--- BEGIN Provided data ---

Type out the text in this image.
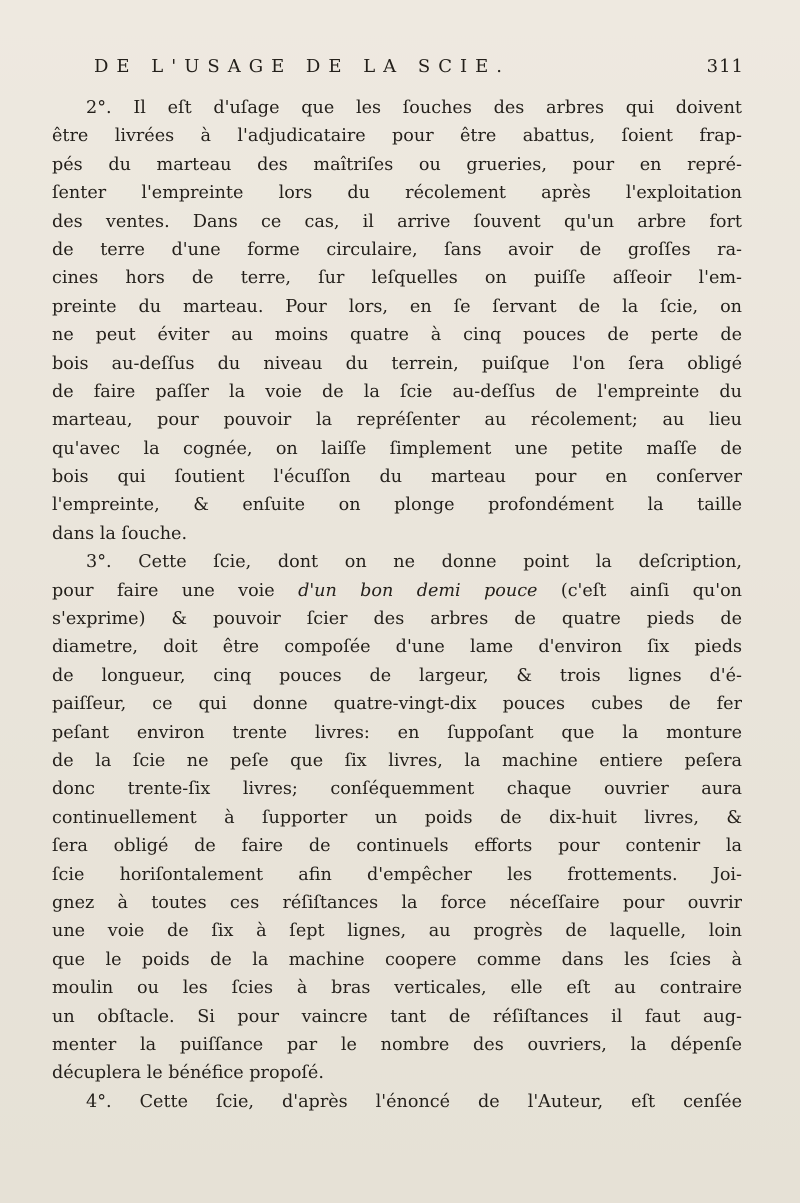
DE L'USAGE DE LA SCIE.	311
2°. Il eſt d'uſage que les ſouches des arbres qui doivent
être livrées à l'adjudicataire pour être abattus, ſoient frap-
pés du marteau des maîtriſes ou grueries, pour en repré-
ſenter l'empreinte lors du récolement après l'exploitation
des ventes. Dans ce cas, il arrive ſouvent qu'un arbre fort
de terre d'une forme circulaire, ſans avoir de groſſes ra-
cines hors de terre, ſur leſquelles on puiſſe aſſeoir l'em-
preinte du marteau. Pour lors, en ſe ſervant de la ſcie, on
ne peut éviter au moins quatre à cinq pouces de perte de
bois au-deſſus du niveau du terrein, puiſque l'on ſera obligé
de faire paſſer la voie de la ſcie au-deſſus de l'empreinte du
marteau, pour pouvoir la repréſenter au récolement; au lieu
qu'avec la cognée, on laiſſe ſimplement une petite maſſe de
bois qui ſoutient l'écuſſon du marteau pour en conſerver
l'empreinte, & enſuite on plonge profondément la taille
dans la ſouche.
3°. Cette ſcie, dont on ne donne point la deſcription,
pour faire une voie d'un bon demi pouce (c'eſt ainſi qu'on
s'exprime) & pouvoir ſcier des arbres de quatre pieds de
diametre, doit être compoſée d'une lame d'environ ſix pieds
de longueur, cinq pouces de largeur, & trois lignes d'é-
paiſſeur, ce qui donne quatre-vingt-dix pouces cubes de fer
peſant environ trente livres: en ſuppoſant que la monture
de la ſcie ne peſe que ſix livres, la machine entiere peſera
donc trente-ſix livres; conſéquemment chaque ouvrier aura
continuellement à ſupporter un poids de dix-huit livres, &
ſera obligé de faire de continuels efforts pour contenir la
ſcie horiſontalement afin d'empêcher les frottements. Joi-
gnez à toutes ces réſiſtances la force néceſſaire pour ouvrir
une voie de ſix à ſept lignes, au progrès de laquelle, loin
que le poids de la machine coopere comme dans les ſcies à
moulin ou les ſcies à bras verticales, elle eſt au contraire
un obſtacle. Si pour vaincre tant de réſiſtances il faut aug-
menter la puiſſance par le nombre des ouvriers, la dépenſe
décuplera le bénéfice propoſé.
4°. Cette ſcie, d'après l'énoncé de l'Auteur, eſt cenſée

--- END Provided data ---
--- BEGIN Provided data ---

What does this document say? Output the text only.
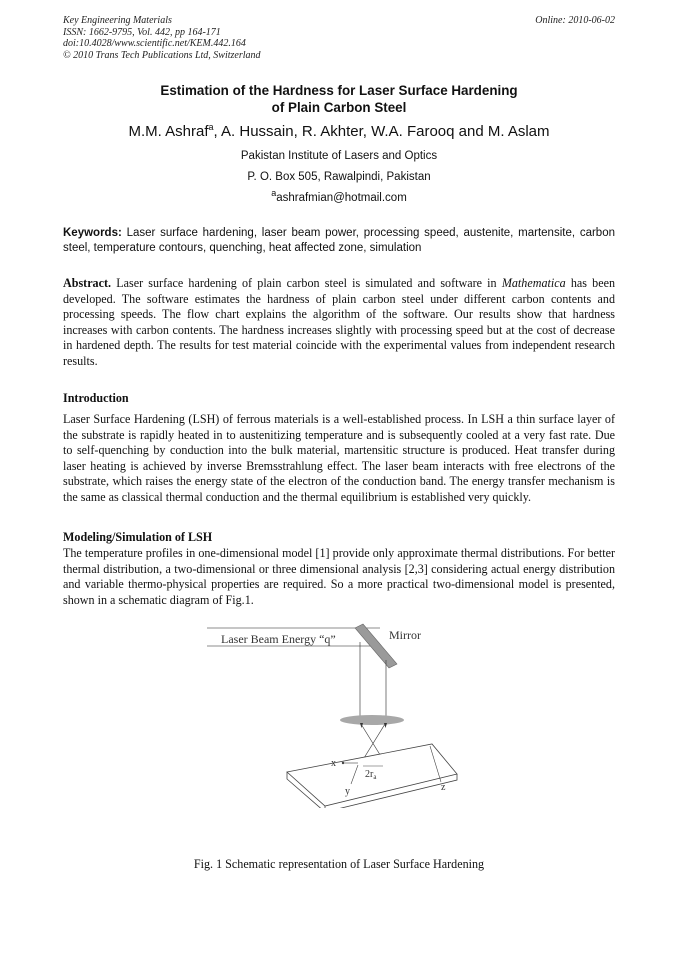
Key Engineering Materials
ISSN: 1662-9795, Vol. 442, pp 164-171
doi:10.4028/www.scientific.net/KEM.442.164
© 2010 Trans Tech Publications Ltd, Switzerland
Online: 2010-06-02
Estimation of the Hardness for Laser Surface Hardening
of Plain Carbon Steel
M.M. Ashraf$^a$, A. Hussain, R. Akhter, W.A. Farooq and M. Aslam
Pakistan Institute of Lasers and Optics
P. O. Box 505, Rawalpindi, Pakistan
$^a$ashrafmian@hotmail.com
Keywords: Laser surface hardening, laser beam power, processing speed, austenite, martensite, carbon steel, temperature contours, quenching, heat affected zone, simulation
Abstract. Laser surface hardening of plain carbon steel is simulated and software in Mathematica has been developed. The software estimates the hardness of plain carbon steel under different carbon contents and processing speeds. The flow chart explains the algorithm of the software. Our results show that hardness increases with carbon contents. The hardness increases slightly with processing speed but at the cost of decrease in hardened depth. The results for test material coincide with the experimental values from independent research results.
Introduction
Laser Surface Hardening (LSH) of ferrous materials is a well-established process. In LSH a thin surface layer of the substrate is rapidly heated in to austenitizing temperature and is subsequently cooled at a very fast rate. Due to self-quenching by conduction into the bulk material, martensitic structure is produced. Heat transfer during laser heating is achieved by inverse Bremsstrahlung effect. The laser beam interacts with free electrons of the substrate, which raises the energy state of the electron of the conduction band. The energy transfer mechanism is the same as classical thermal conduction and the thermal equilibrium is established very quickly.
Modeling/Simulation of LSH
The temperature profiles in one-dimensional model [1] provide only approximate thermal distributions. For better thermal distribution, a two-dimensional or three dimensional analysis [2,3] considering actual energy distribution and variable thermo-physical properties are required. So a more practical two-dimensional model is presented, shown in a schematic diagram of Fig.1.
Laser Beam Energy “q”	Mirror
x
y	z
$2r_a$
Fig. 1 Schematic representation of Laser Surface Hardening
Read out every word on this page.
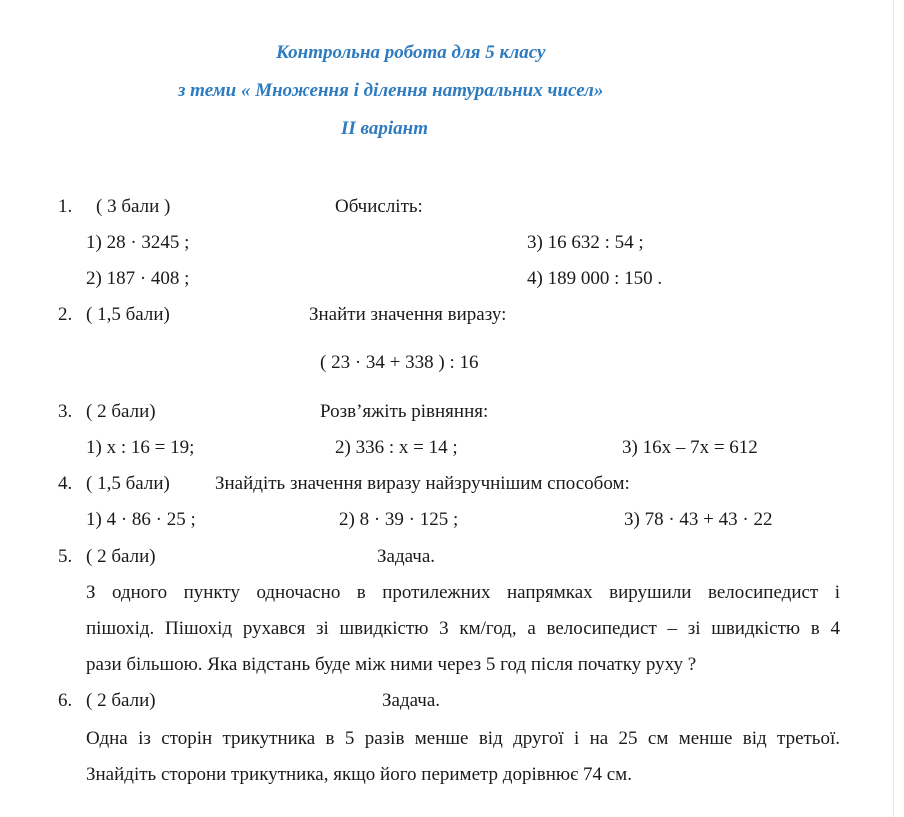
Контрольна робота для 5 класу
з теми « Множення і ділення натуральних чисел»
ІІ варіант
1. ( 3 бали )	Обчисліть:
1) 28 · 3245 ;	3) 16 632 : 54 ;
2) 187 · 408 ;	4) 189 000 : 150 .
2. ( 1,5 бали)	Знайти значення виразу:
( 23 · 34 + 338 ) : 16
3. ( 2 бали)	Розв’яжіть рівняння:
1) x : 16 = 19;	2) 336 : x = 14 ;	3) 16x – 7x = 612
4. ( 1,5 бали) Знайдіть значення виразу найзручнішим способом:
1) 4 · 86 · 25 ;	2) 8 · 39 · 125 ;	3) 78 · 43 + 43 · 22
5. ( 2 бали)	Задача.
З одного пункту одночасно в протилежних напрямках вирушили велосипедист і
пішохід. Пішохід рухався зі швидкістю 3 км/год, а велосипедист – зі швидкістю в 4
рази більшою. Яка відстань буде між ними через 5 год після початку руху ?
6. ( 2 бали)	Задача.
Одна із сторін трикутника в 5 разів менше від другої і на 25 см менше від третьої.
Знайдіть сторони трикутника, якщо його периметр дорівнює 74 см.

--- END Provided data ---

_Required task_:
Check each line of the records for the word "processing" and extract those that contain it.

_The result_:
Keywords: Laser surface hardening, laser beam power, processing speed, austenite, martensite, carbon steel, temperature contours, quenching, heat affected zone, simulation
Abstract. Laser surface hardening of plain carbon steel is simulated and software in Mathematica has been developed. The software estimates the hardness of plain carbon steel under different carbon contents and processing speeds. The flow chart explains the algorithm of the software. Our results show that hardness increases with carbon contents. The hardness increases slightly with processing speed but at the cost of decrease in hardened depth. The results for test material coincide with the experimental values from independent research results.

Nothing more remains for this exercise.